• _WORKING DATA_
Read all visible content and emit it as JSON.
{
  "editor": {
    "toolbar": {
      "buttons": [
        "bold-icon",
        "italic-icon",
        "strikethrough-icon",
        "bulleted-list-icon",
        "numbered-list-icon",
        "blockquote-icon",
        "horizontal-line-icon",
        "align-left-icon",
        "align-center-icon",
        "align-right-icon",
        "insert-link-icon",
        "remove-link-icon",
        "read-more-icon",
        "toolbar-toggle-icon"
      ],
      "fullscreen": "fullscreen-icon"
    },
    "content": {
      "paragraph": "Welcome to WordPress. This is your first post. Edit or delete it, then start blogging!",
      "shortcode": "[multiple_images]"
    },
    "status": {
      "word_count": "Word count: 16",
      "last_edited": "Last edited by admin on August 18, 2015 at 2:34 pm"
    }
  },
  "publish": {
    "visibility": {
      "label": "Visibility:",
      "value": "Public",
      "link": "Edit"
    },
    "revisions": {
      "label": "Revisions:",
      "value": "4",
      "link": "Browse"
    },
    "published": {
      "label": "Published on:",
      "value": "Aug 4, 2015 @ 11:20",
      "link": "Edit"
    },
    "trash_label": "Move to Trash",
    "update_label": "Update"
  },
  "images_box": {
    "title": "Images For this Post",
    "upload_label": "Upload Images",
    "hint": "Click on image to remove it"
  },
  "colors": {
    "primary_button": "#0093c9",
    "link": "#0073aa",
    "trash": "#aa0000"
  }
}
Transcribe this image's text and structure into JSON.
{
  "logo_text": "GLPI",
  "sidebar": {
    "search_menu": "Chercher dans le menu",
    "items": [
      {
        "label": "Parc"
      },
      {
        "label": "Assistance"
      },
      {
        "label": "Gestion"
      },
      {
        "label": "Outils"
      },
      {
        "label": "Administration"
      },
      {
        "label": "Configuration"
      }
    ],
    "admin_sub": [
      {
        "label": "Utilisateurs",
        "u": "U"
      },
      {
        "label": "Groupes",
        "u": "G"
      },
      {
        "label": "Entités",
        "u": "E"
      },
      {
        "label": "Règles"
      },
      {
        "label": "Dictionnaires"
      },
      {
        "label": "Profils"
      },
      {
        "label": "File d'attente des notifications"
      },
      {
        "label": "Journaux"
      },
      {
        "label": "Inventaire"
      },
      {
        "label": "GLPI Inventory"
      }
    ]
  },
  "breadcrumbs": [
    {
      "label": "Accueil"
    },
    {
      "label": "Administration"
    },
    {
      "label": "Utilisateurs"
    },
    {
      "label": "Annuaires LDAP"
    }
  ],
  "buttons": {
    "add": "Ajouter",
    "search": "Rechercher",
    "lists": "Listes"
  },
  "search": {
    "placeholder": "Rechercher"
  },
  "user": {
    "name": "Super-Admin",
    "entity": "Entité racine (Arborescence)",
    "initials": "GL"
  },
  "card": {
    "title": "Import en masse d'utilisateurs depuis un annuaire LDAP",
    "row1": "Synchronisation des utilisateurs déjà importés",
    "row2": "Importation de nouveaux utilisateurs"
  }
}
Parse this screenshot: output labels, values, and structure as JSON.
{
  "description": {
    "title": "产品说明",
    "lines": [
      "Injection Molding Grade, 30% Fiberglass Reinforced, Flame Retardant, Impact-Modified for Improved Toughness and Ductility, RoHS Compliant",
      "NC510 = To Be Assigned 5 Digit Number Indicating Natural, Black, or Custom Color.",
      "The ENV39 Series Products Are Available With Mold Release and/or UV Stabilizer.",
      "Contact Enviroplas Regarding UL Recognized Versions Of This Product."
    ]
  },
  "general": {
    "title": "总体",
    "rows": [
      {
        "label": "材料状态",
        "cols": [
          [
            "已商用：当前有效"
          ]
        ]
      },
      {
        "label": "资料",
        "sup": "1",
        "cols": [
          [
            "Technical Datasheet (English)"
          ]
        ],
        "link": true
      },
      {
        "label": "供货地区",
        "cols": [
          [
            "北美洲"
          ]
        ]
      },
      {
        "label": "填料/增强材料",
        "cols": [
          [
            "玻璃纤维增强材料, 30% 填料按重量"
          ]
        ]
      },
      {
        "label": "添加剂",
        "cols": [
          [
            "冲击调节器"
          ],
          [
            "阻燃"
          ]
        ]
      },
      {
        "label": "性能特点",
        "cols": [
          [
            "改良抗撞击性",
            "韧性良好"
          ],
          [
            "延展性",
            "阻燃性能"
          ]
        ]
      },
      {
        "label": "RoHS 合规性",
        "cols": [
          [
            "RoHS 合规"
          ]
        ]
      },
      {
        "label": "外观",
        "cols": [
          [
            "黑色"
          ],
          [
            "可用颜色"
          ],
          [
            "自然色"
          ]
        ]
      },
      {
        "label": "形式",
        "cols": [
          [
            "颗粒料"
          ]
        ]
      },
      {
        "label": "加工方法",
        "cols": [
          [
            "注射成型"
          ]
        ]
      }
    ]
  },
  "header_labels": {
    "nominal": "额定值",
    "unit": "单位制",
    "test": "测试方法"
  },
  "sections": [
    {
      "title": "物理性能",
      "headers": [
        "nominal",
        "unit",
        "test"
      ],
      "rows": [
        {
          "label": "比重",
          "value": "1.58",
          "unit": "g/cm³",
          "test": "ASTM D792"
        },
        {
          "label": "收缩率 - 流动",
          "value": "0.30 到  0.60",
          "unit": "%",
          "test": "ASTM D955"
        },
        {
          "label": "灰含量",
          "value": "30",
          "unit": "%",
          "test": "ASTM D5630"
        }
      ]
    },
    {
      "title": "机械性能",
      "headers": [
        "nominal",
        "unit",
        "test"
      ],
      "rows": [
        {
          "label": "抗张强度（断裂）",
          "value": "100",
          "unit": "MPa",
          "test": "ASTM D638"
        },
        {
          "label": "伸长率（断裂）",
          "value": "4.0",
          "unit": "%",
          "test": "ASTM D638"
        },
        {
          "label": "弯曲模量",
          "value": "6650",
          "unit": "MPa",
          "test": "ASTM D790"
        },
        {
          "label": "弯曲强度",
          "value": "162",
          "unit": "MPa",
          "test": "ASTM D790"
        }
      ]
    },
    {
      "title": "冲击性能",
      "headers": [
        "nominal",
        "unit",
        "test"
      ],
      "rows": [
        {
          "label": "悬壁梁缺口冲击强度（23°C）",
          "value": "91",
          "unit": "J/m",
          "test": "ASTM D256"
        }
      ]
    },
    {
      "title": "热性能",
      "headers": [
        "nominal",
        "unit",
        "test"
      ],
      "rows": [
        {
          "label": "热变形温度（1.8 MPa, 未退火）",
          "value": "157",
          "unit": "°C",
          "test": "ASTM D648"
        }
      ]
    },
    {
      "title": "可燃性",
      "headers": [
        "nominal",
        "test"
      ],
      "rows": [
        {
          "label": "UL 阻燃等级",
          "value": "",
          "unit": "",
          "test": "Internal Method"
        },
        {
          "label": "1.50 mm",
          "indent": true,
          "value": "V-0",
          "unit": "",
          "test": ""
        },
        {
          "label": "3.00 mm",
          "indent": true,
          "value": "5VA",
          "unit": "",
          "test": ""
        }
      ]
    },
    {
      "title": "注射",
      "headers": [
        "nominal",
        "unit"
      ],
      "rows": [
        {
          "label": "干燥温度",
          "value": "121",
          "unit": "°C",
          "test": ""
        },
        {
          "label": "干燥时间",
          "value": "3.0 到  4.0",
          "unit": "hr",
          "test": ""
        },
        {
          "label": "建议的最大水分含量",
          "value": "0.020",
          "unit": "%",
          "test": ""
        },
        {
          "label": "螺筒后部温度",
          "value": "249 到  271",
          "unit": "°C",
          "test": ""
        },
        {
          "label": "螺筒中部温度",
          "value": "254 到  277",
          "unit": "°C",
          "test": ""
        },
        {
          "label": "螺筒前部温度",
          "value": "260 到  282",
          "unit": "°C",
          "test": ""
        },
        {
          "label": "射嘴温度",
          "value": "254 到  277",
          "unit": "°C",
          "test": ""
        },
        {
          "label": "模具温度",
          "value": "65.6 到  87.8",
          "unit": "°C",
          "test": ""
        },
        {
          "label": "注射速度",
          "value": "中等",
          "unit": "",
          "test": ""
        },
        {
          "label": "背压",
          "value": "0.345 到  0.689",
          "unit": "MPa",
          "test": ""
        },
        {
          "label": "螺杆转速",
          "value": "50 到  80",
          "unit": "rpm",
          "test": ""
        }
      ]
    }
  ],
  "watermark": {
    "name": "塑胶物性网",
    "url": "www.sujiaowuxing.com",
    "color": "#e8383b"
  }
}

• _EXERCISE DESCRIPTION_
Find the word "Administration" in the entries, and copy every line it shows up in.

• _COMPLETE ANSWER_
        "label": "Administration"
      "label": "Administration"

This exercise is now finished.